### Request:
Pull out every line below that contains the word "Status".

### Records shown:
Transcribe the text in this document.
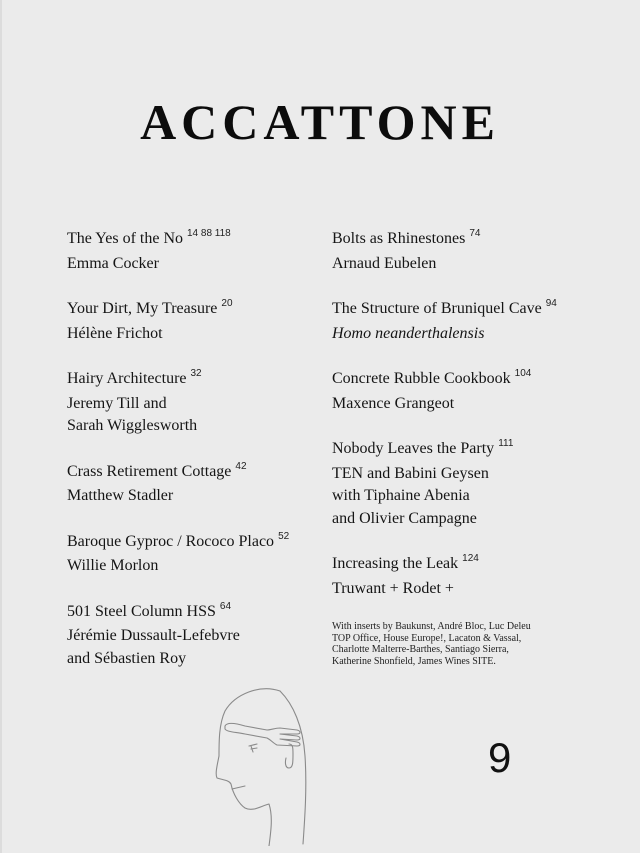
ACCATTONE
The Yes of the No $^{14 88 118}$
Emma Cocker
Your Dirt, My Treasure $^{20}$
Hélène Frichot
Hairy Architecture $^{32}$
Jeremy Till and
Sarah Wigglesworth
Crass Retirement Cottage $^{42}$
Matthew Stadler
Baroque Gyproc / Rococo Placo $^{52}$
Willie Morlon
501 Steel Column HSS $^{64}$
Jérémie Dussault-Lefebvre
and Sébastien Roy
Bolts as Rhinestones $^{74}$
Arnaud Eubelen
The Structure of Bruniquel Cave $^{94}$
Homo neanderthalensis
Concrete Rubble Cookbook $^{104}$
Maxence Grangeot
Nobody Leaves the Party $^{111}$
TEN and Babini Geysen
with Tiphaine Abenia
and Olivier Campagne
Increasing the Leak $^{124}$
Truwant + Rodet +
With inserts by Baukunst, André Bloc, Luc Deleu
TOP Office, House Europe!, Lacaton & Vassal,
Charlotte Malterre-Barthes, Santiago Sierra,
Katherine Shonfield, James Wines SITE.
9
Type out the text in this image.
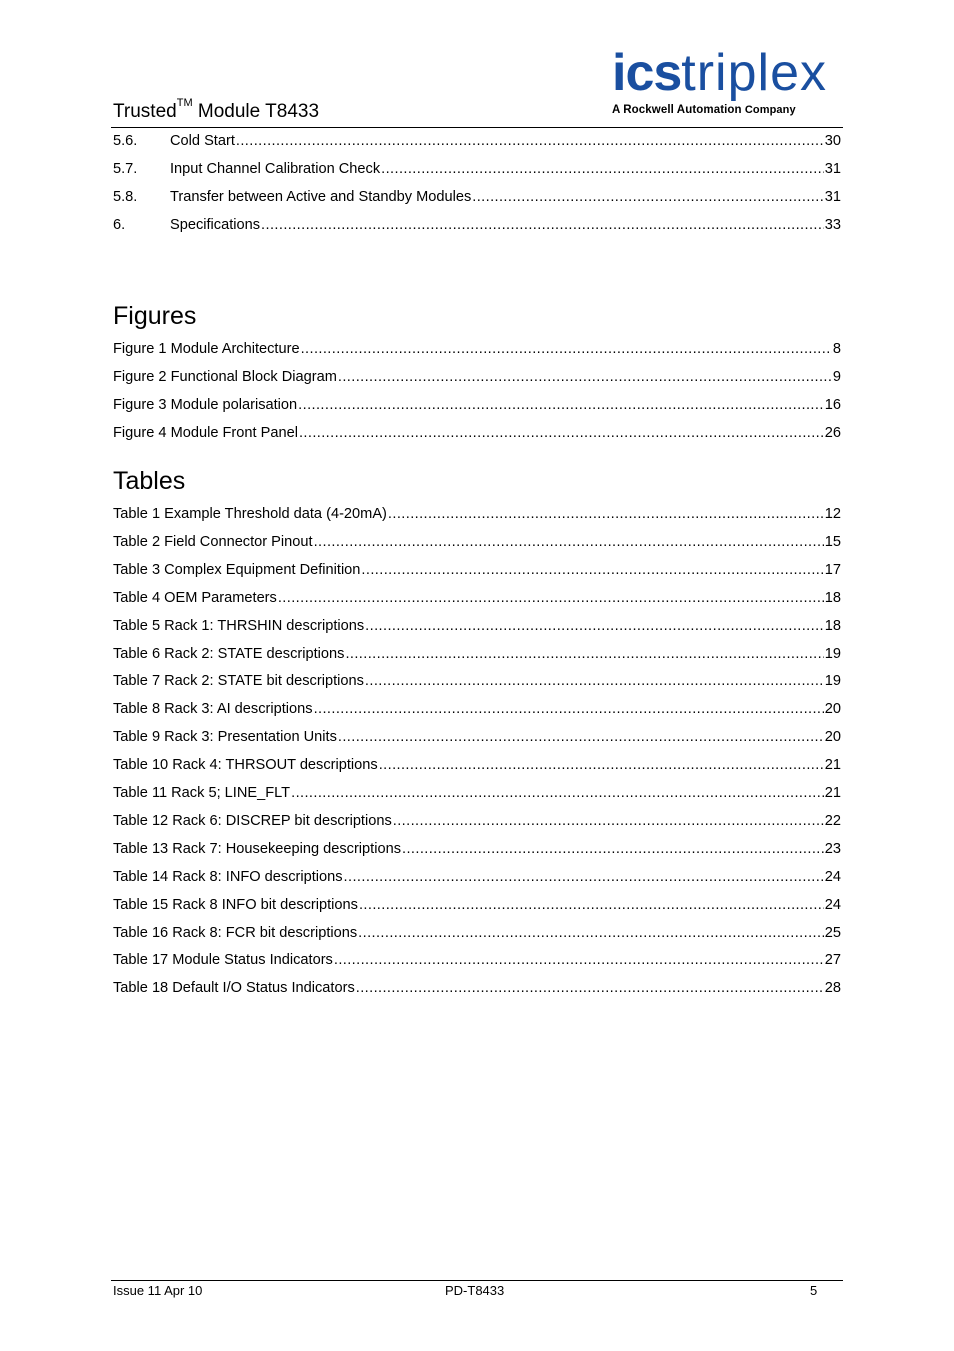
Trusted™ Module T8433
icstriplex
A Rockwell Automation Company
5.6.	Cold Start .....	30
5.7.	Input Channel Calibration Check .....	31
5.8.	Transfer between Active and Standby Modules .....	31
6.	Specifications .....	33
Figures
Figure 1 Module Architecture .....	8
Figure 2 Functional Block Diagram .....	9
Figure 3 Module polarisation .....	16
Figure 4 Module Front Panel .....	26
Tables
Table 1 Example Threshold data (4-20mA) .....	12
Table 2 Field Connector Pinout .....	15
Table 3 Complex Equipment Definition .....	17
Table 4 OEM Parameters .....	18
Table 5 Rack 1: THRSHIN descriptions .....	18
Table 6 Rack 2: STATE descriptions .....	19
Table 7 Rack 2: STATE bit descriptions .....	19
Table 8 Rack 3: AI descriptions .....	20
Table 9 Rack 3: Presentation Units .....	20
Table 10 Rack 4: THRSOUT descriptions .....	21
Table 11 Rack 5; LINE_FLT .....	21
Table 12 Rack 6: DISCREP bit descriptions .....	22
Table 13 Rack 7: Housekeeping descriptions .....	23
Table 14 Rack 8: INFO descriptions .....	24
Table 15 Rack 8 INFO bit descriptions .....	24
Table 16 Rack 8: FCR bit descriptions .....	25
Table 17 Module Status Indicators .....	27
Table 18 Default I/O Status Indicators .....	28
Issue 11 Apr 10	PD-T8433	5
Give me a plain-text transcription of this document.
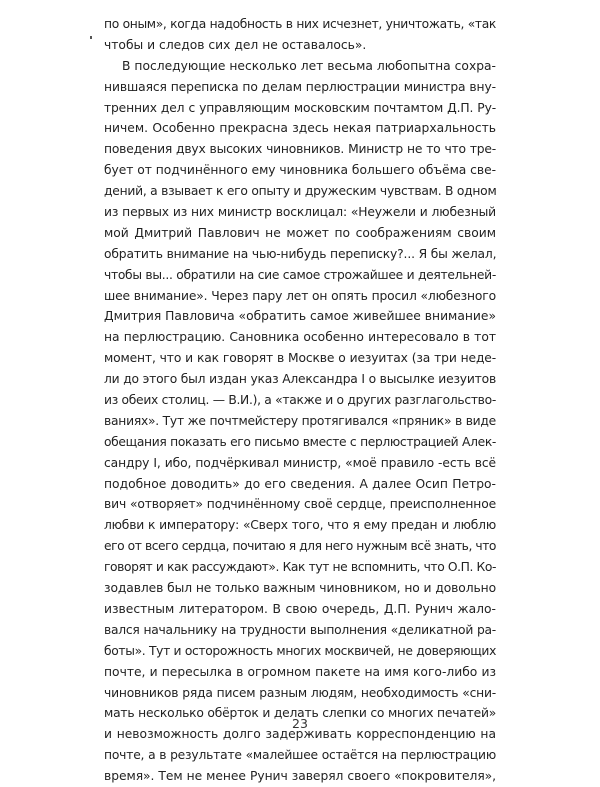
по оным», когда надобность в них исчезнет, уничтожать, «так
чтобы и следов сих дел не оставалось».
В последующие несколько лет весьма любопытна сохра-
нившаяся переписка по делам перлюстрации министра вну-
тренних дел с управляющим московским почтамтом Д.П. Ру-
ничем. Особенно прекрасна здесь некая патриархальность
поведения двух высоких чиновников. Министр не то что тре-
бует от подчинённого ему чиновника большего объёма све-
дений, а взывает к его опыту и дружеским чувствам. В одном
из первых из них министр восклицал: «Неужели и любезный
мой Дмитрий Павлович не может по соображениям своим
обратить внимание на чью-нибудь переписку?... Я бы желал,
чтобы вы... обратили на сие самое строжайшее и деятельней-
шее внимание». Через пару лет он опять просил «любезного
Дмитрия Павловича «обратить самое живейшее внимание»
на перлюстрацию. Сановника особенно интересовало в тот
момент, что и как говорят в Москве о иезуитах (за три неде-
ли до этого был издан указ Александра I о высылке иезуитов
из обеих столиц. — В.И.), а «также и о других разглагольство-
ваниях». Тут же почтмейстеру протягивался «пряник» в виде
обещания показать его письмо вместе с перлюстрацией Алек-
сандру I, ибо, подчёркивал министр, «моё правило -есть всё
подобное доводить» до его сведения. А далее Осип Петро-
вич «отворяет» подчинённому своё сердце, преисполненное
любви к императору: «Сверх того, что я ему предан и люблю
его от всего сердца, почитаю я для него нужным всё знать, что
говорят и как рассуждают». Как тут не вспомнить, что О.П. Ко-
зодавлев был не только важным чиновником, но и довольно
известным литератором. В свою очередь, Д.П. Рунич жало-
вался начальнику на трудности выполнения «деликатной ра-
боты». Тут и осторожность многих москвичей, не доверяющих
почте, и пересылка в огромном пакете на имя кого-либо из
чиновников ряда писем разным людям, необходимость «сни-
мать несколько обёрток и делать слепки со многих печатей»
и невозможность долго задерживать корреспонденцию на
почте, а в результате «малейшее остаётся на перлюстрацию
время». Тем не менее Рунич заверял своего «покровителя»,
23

### Full answer:
Table 17 Module Status Indicators .....	27
Table 18 Default I/O Status Indicators .....	28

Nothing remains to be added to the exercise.